_The request_: Reproduce every line of the data below word for word, but omit the pictures from your answer.

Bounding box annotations

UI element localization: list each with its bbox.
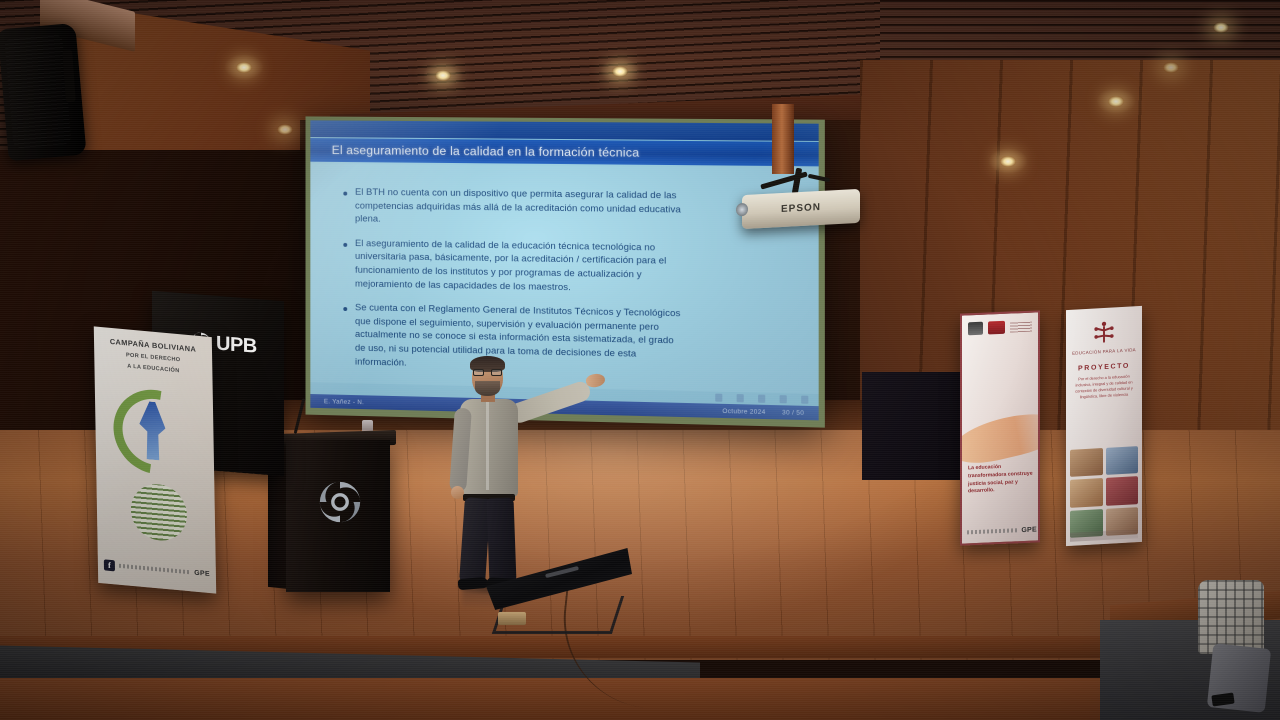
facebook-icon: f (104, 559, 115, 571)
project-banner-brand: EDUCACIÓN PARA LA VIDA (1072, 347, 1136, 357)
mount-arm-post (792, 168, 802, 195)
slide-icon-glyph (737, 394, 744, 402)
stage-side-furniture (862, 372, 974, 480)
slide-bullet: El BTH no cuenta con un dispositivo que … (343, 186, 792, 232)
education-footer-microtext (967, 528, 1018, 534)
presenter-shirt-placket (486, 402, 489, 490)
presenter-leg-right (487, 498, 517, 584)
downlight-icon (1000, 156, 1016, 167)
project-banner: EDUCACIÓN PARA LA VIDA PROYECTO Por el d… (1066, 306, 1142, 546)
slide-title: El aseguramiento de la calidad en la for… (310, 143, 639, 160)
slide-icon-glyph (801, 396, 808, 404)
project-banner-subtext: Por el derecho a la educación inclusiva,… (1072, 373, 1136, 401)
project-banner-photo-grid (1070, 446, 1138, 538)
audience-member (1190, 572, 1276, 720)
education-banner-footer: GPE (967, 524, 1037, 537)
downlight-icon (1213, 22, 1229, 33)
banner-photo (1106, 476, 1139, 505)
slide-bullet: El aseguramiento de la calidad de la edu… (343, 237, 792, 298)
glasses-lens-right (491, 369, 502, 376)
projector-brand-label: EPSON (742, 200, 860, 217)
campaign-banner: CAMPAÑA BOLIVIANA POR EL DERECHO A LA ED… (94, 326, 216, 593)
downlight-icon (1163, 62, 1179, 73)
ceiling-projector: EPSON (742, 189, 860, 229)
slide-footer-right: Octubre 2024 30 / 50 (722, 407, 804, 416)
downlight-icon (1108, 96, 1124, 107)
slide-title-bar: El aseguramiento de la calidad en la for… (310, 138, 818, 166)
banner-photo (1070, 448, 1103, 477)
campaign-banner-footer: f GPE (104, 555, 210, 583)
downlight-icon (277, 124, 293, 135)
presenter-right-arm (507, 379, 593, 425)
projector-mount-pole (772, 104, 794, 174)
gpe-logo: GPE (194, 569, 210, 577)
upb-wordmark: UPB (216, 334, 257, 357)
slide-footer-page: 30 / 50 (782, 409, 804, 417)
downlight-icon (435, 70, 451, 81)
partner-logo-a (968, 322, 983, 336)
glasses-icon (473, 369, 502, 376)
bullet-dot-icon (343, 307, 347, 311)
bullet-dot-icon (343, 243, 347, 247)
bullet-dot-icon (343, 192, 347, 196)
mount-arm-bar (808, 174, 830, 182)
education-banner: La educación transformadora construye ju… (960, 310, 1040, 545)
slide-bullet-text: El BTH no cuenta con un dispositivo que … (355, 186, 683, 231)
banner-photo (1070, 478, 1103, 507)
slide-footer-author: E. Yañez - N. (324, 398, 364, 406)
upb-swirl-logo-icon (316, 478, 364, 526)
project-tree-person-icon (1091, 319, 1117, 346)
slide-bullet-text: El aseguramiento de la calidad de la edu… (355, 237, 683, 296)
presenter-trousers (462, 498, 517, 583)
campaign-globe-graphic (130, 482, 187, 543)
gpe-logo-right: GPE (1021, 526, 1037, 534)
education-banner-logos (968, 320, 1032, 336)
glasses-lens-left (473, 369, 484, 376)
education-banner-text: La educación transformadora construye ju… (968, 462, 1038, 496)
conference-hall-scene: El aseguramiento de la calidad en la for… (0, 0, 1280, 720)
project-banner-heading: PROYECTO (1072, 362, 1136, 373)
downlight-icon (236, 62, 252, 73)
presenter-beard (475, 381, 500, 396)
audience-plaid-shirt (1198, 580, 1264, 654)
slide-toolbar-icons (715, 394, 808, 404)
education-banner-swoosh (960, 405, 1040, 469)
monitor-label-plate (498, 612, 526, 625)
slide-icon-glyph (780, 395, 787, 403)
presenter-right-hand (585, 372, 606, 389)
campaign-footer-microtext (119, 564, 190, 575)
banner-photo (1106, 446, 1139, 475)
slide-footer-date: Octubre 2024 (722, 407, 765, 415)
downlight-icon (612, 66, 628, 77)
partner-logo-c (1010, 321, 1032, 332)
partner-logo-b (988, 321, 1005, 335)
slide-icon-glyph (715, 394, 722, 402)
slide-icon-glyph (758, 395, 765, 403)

_Completed exercise_:
UI element localization: list each with its bbox.
facebook-icon: f (104, 559, 115, 571)
project-banner-brand: EDUCACIÓN PARA LA VIDA (1072, 347, 1136, 357)
mount-arm-post (792, 168, 802, 195)
slide-icon-glyph (737, 394, 744, 402)
stage-side-furniture (862, 372, 974, 480)
slide-bullet: El BTH no cuenta con un dispositivo que … (343, 186, 792, 232)
education-footer-microtext (967, 528, 1018, 534)
presenter-shirt-placket (486, 402, 489, 490)
presenter-leg-right (487, 498, 517, 584)
downlight-icon (1000, 156, 1016, 167)
project-banner: EDUCACIÓN PARA LA VIDA PROYECTO Por el d… (1066, 306, 1142, 546)
slide-title: El aseguramiento de la calidad en la for… (310, 143, 639, 160)
slide-icon-glyph (801, 396, 808, 404)
project-banner-subtext: Por el derecho a la educación inclusiva,… (1072, 373, 1136, 401)
project-banner-photo-grid (1070, 446, 1138, 538)
audience-member (1190, 572, 1276, 720)
education-banner-footer: GPE (967, 524, 1037, 537)
downlight-icon (1213, 22, 1229, 33)
banner-photo (1106, 476, 1139, 505)
slide-bullet: El aseguramiento de la calidad de la edu… (343, 237, 792, 298)
glasses-lens-right (491, 369, 502, 376)
projector-brand-label: EPSON (742, 200, 860, 217)
campaign-banner: CAMPAÑA BOLIVIANA POR EL DERECHO A LA ED… (94, 326, 216, 593)
downlight-icon (1163, 62, 1179, 73)
ceiling-projector: EPSON (742, 189, 860, 229)
slide-footer-right: Octubre 2024 30 / 50 (722, 407, 804, 416)
downlight-icon (1108, 96, 1124, 107)
slide-title-bar: El aseguramiento de la calidad en la for… (310, 138, 818, 166)
banner-photo (1070, 448, 1103, 477)
campaign-banner-footer: f GPE (104, 555, 210, 583)
downlight-icon (277, 124, 293, 135)
presenter-right-arm (507, 379, 593, 425)
projector-mount-pole (772, 104, 794, 174)
gpe-logo: GPE (194, 569, 210, 577)
upb-wordmark: UPB (216, 334, 257, 357)
slide-footer-page: 30 / 50 (782, 409, 804, 417)
downlight-icon (435, 70, 451, 81)
partner-logo-a (968, 322, 983, 336)
glasses-icon (473, 369, 502, 376)
bullet-dot-icon (343, 307, 347, 311)
bullet-dot-icon (343, 243, 347, 247)
bullet-dot-icon (343, 192, 347, 196)
mount-arm-bar (808, 174, 830, 182)
education-banner: La educación transformadora construye ju… (960, 310, 1040, 545)
slide-bullet-text: El BTH no cuenta con un dispositivo que … (355, 186, 683, 231)
banner-photo (1070, 478, 1103, 507)
slide-footer-author: E. Yañez - N. (324, 398, 364, 406)
upb-swirl-logo-icon (316, 478, 364, 526)
project-tree-person-icon (1091, 319, 1117, 346)
slide-bullet-text: El aseguramiento de la calidad de la edu… (355, 237, 683, 296)
presenter-trousers (462, 498, 517, 583)
campaign-globe-graphic (130, 482, 187, 543)
gpe-logo-right: GPE (1021, 526, 1037, 534)
education-banner-logos (968, 320, 1032, 336)
glasses-lens-left (473, 369, 484, 376)
education-banner-text: La educación transformadora construye ju… (968, 462, 1038, 496)
conference-hall-scene: El aseguramiento de la calidad en la for… (0, 0, 1280, 720)
project-banner-heading: PROYECTO (1072, 362, 1136, 373)
downlight-icon (236, 62, 252, 73)
presenter-beard (475, 381, 500, 396)
audience-plaid-shirt (1198, 580, 1264, 654)
slide-toolbar-icons (715, 394, 808, 404)
education-banner-swoosh (960, 405, 1040, 469)
monitor-label-plate (498, 612, 526, 625)
slide-icon-glyph (780, 395, 787, 403)
presenter-right-hand (585, 372, 606, 389)
campaign-footer-microtext (119, 564, 190, 575)
banner-photo (1106, 446, 1139, 475)
slide-footer-date: Octubre 2024 (722, 407, 765, 415)
downlight-icon (612, 66, 628, 77)
partner-logo-c (1010, 321, 1032, 332)
partner-logo-b (988, 321, 1005, 335)
slide-icon-glyph (715, 394, 722, 402)
slide-icon-glyph (758, 395, 765, 403)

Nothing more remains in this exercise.